### YOUR INSTRUCTIONS
Output all the entries word for word. Omit the pictures.

— start DATASET ENTRIES —

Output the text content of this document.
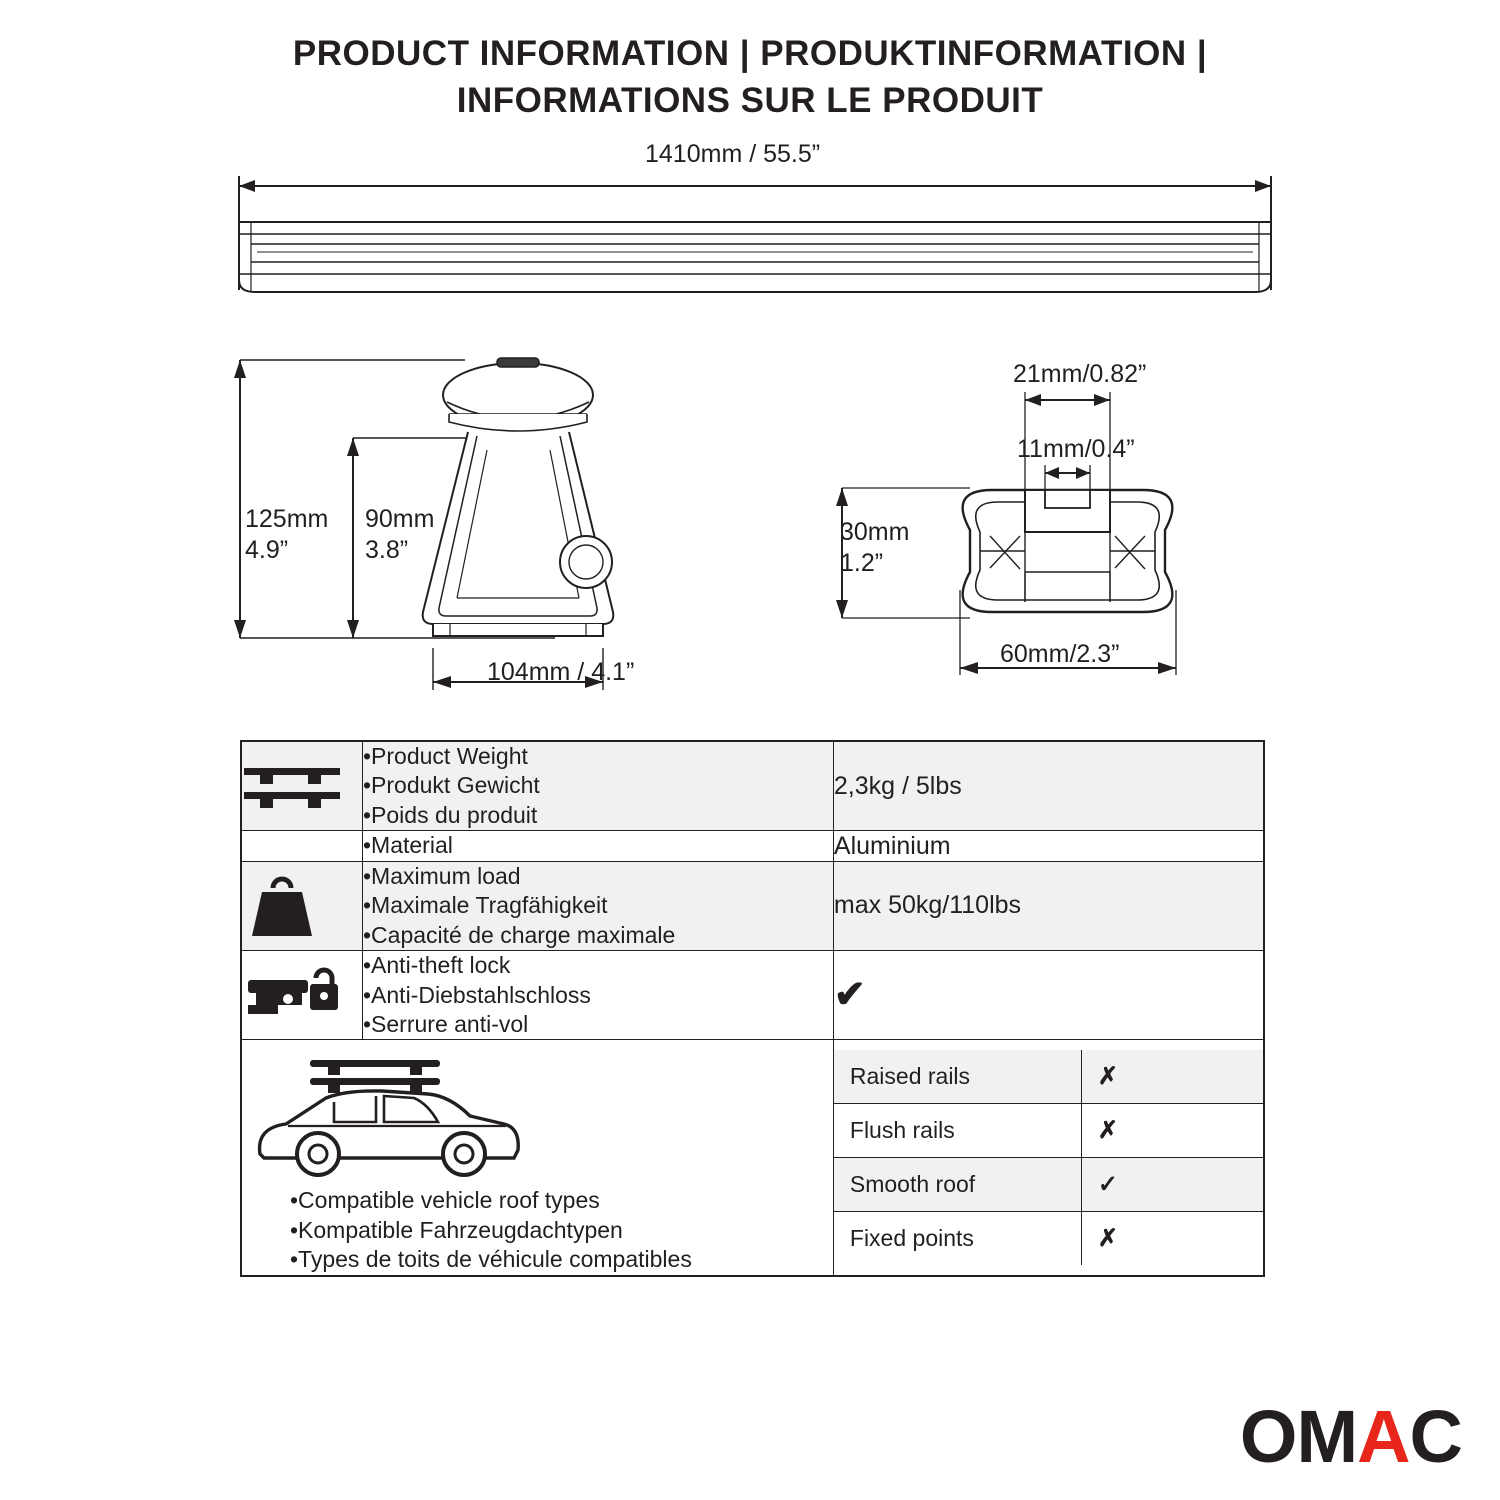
PRODUCT INFORMATION | PRODUKTINFORMATION |
INFORMATIONS SUR LE PRODUIT
1410mm / 55.5”
125mm
4.9”
90mm
3.8”
104mm / 4.1”
21mm/0.82”
11mm/0.4”
30mm
1.2”
60mm/2.3”

•Product Weight
•Produkt Gewicht
•Poids du produit
	2,3kg / 5lbs

•Material	Aluminium

•Maximum load
•Maximale Tragfähigkeit
•Capacité de charge maximale
	max 50kg/110lbs

•Anti-theft lock
•Anti-Diebstahlschloss
•Serrure anti-vol
	✔

•Compatible vehicle roof types
•Kompatible Fahrzeugdachtypen
•Types de toits de véhicule compatibles

Raised rails	✗
Flush rails	✗
Smooth roof	✓
Fixed points	✗
OMAC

— end DATASET ENTRIES —

### RESPONSE TO THE TASK
Output the text content of this document.
PRODUCT INFORMATION | PRODUKTINFORMATION |
INFORMATIONS SUR LE PRODUIT
1410mm / 55.5”
125mm
4.9”
90mm
3.8”
104mm / 4.1”
21mm/0.82”
11mm/0.4”
30mm
1.2”
60mm/2.3”

•Product Weight
•Produkt Gewicht
•Poids du produit
	2,3kg / 5lbs

•Material	Aluminium

•Maximum load
•Maximale Tragfähigkeit
•Capacité de charge maximale
	max 50kg/110lbs

•Anti-theft lock
•Anti-Diebstahlschloss
•Serrure anti-vol
	✔

•Compatible vehicle roof types
•Kompatible Fahrzeugdachtypen
•Types de toits de véhicule compatibles

Raised rails	✗
Flush rails	✗
Smooth roof	✓
Fixed points	✗
OMAC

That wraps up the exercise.